PROBLEM DESCRIPTION: In the listing below, locate the line containing "Parse this screenshot: output" and copy it and every line after it through the end, exactly as written, leaving out any pictures.

RECORD EXCERPTS:
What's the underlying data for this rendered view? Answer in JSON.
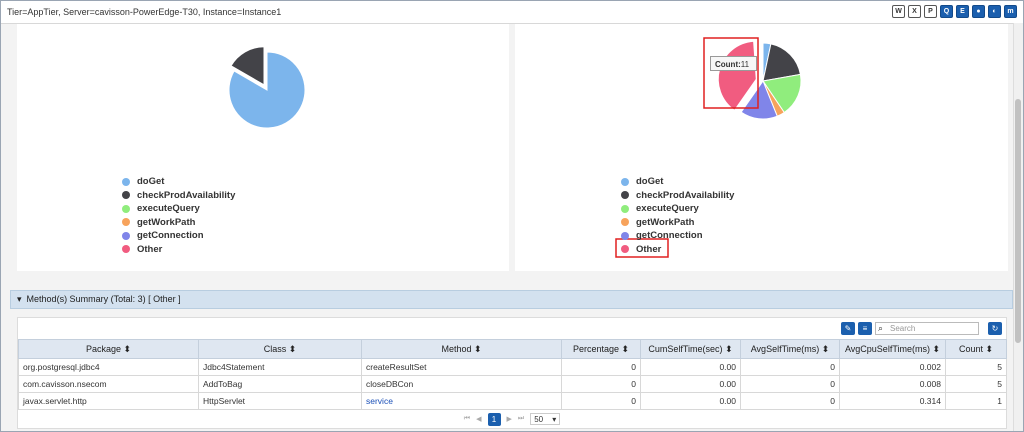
{
  "header": {
    "breadcrumb": "Tier=AppTier, Server=cavisson-PowerEdge-T30, Instance=Instance1",
    "tools": [
      {
        "name": "word-export-icon",
        "glyph": "W",
        "style": "doc"
      },
      {
        "name": "excel-export-icon",
        "glyph": "X",
        "style": "doc"
      },
      {
        "name": "pdf-export-icon",
        "glyph": "P",
        "style": "doc"
      },
      {
        "name": "zoom-icon",
        "glyph": "Q",
        "style": "blue"
      },
      {
        "name": "info-icon",
        "glyph": "E",
        "style": "blue"
      },
      {
        "name": "settings-icon",
        "glyph": "●",
        "style": "blue"
      },
      {
        "name": "toggle-icon",
        "glyph": "◐",
        "style": "blue"
      },
      {
        "name": "menu-icon",
        "glyph": "m",
        "style": "blue"
      }
    ]
  },
  "legend": [
    {
      "label": "doGet",
      "color": "#7cb5ec"
    },
    {
      "label": "checkProdAvailability",
      "color": "#434348"
    },
    {
      "label": "executeQuery",
      "color": "#90ed7d"
    },
    {
      "label": "getWorkPath",
      "color": "#f7a35c"
    },
    {
      "label": "getConnection",
      "color": "#8085e9"
    },
    {
      "label": "Other",
      "color": "#f15c80"
    }
  ],
  "tooltip": {
    "label": "Count:",
    "value": "11"
  },
  "summary": {
    "title": "Method(s) Summary (Total: 3) [ Other ]"
  },
  "table": {
    "search_placeholder": "Search",
    "columns": [
      "Package",
      "Class",
      "Method",
      "Percentage",
      "CumSelfTime(sec)",
      "AvgSelfTime(ms)",
      "AvgCpuSelfTime(ms)",
      "Count"
    ],
    "rows": [
      [
        "org.postgresql.jdbc4",
        "Jdbc4Statement",
        "createResultSet",
        "0",
        "0.00",
        "0",
        "0.002",
        "5"
      ],
      [
        "com.cavisson.nsecom",
        "AddToBag",
        "closeDBCon",
        "0",
        "0.00",
        "0",
        "0.008",
        "5"
      ],
      [
        "javax.servlet.http",
        "HttpServlet",
        "service",
        "0",
        "0.00",
        "0",
        "0.314",
        "1"
      ]
    ]
  },
  "pager": {
    "current_page": "1",
    "page_size": "50"
  }
}
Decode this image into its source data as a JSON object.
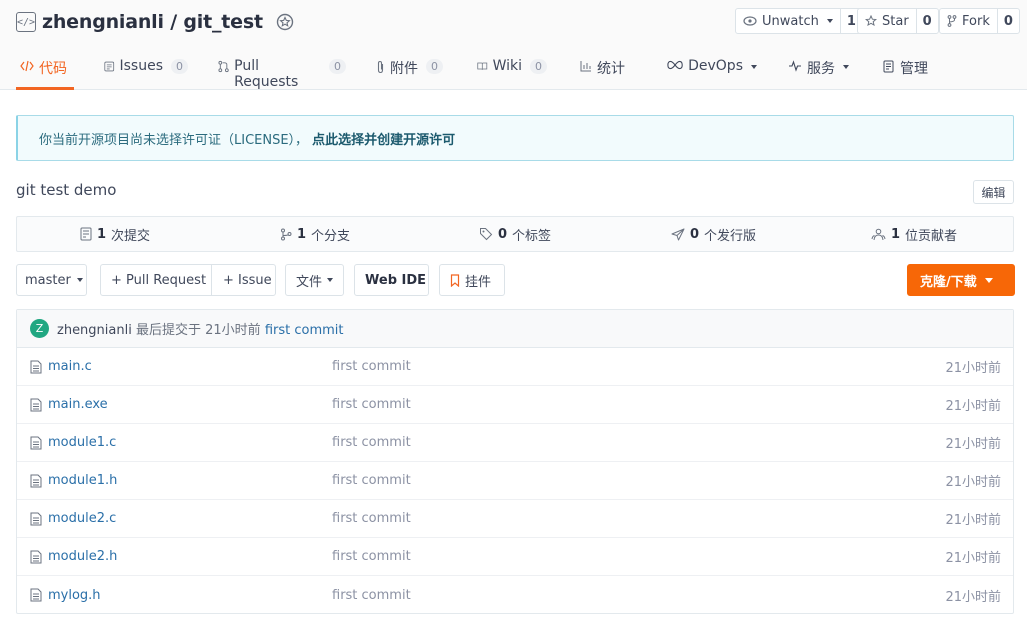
{
  "repo": {
    "owner": "zhengnianli",
    "separator": "/",
    "name": "git_test"
  },
  "actions": {
    "watch": {
      "label": "Unwatch",
      "count": "1"
    },
    "star": {
      "label": "Star",
      "count": "0"
    },
    "fork": {
      "label": "Fork",
      "count": "0"
    }
  },
  "tabs": [
    {
      "label": "代码",
      "count": null,
      "active": true
    },
    {
      "label": "Issues",
      "count": "0"
    },
    {
      "label": "Pull Requests",
      "count": "0"
    },
    {
      "label": "附件",
      "count": "0"
    },
    {
      "label": "Wiki",
      "count": "0"
    },
    {
      "label": "统计",
      "count": null
    },
    {
      "label": "DevOps",
      "count": null
    },
    {
      "label": "服务",
      "count": null
    },
    {
      "label": "管理",
      "count": null
    }
  ],
  "license": {
    "text": "你当前开源项目尚未选择许可证（LICENSE），",
    "link": "点此选择并创建开源许可"
  },
  "description": "git test demo",
  "edit_label": "编辑",
  "stats": [
    {
      "num": "1",
      "label": "次提交"
    },
    {
      "num": "1",
      "label": "个分支"
    },
    {
      "num": "0",
      "label": "个标签"
    },
    {
      "num": "0",
      "label": "个发行版"
    },
    {
      "num": "1",
      "label": "位贡献者"
    }
  ],
  "toolbar": {
    "branch": "master",
    "pull_request": "+ Pull Request",
    "issue": "+ Issue",
    "file": "文件",
    "web_ide": "Web IDE",
    "widget": "挂件",
    "clone": "克隆/下载"
  },
  "last_commit": {
    "avatar": "Z",
    "author": "zhengnianli",
    "text": "最后提交于",
    "time": "21小时前",
    "message": "first commit"
  },
  "files": [
    {
      "name": "main.c",
      "message": "first commit",
      "time": "21小时前"
    },
    {
      "name": "main.exe",
      "message": "first commit",
      "time": "21小时前"
    },
    {
      "name": "module1.c",
      "message": "first commit",
      "time": "21小时前"
    },
    {
      "name": "module1.h",
      "message": "first commit",
      "time": "21小时前"
    },
    {
      "name": "module2.c",
      "message": "first commit",
      "time": "21小时前"
    },
    {
      "name": "module2.h",
      "message": "first commit",
      "time": "21小时前"
    },
    {
      "name": "mylog.h",
      "message": "first commit",
      "time": "21小时前"
    }
  ]
}
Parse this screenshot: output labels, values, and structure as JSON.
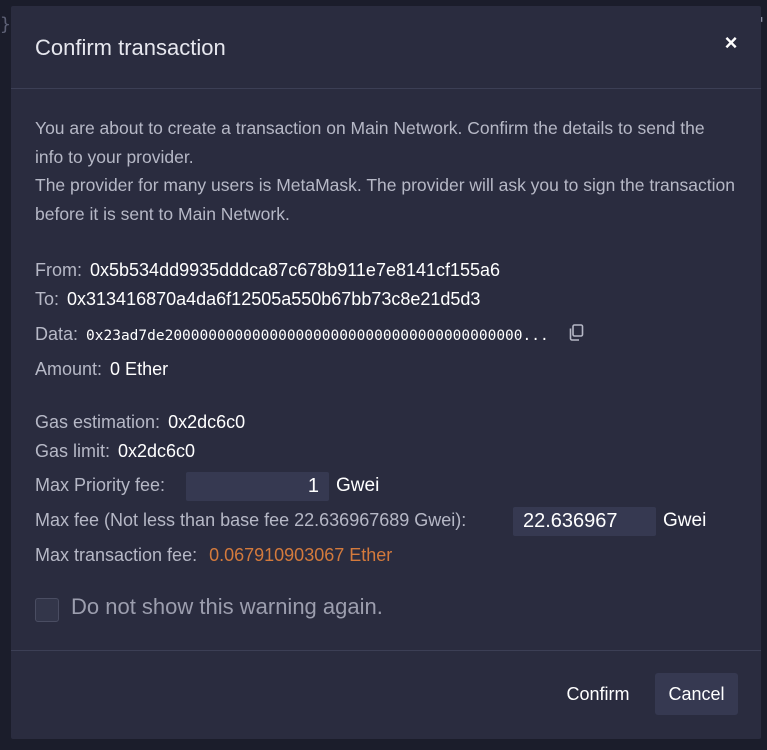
{
  "background": {
    "left_glyph": "}",
    "right_glyph": "'"
  },
  "dialog": {
    "title": "Confirm transaction",
    "close_label": "×",
    "intro": [
      "You are about to create a transaction on Main Network. Confirm the details to send the info to your provider.",
      "The provider for many users is MetaMask. The provider will ask you to sign the transaction before it is sent to Main Network."
    ],
    "from_label": "From:",
    "from_value": "0x5b534dd9935dddca87c678b911e7e8141cf155a6",
    "to_label": "To:",
    "to_value": "0x313416870a4da6f12505a550b67bb73c8e21d5d3",
    "data_label": "Data:",
    "data_value": "0x23ad7de20000000000000000000000000000000000000000...",
    "amount_label": "Amount:",
    "amount_value": "0 Ether",
    "gas_estimation_label": "Gas estimation:",
    "gas_estimation_value": "0x2dc6c0",
    "gas_limit_label": "Gas limit:",
    "gas_limit_value": "0x2dc6c0",
    "max_priority_label": "Max Priority fee:",
    "max_priority_value": "1",
    "max_priority_unit": "Gwei",
    "max_fee_label": "Max fee (Not less than base fee 22.636967689 Gwei):",
    "max_fee_value": "22.636967",
    "max_fee_unit": "Gwei",
    "max_tx_fee_label": "Max transaction fee:",
    "max_tx_fee_value": "0.067910903067 Ether",
    "checkbox_label": "Do not show this warning again.",
    "confirm_label": "Confirm",
    "cancel_label": "Cancel"
  },
  "colors": {
    "modal_bg": "#2a2c3f",
    "fee_accent": "#d47a3c",
    "input_bg": "#363951"
  }
}
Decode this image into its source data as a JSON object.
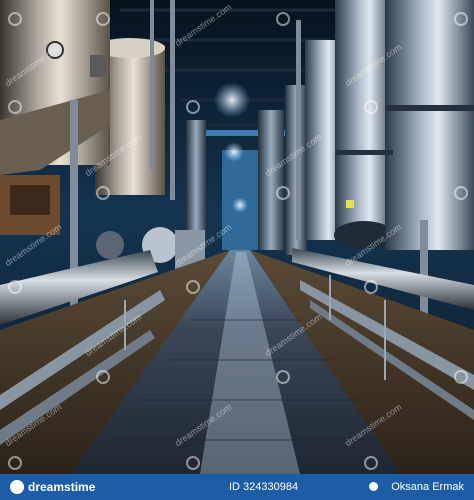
{
  "scene": {
    "subject": "industrial brewery interior with steel tanks and pipes",
    "palette": {
      "shadow": "#0a1724",
      "steel": "#8fa4b8",
      "copper": "#b07a4a",
      "highlight": "#e8f3ff",
      "floor": "#3b4757"
    }
  },
  "watermark": {
    "text": "dreamstime.com"
  },
  "footer": {
    "brand": "dreamstime",
    "image_id": "ID 324330984",
    "author": "Oksana Ermak"
  }
}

SOLVED EXERCISE:
Parse this screenshot: output labels, values, and structure as JSON.
{
  "background": {
    "left_glyph": "}",
    "right_glyph": "'"
  },
  "dialog": {
    "title": "Confirm transaction",
    "close_label": "×",
    "intro": [
      "You are about to create a transaction on Main Network. Confirm the details to send the info to your provider.",
      "The provider for many users is MetaMask. The provider will ask you to sign the transaction before it is sent to Main Network."
    ],
    "from_label": "From:",
    "from_value": "0x5b534dd9935dddca87c678b911e7e8141cf155a6",
    "to_label": "To:",
    "to_value": "0x313416870a4da6f12505a550b67bb73c8e21d5d3",
    "data_label": "Data:",
    "data_value": "0x23ad7de20000000000000000000000000000000000000000...",
    "amount_label": "Amount:",
    "amount_value": "0 Ether",
    "gas_estimation_label": "Gas estimation:",
    "gas_estimation_value": "0x2dc6c0",
    "gas_limit_label": "Gas limit:",
    "gas_limit_value": "0x2dc6c0",
    "max_priority_label": "Max Priority fee:",
    "max_priority_value": "1",
    "max_priority_unit": "Gwei",
    "max_fee_label": "Max fee (Not less than base fee 22.636967689 Gwei):",
    "max_fee_value": "22.636967",
    "max_fee_unit": "Gwei",
    "max_tx_fee_label": "Max transaction fee:",
    "max_tx_fee_value": "0.067910903067 Ether",
    "checkbox_label": "Do not show this warning again.",
    "confirm_label": "Confirm",
    "cancel_label": "Cancel"
  },
  "colors": {
    "modal_bg": "#2a2c3f",
    "fee_accent": "#d47a3c",
    "input_bg": "#363951"
  }
}
Decode this image into its source data as a JSON object.
{
  "scene": {
    "subject": "industrial brewery interior with steel tanks and pipes",
    "palette": {
      "shadow": "#0a1724",
      "steel": "#8fa4b8",
      "copper": "#b07a4a",
      "highlight": "#e8f3ff",
      "floor": "#3b4757"
    }
  },
  "watermark": {
    "text": "dreamstime.com"
  },
  "footer": {
    "brand": "dreamstime",
    "image_id": "ID 324330984",
    "author": "Oksana Ermak"
  }
}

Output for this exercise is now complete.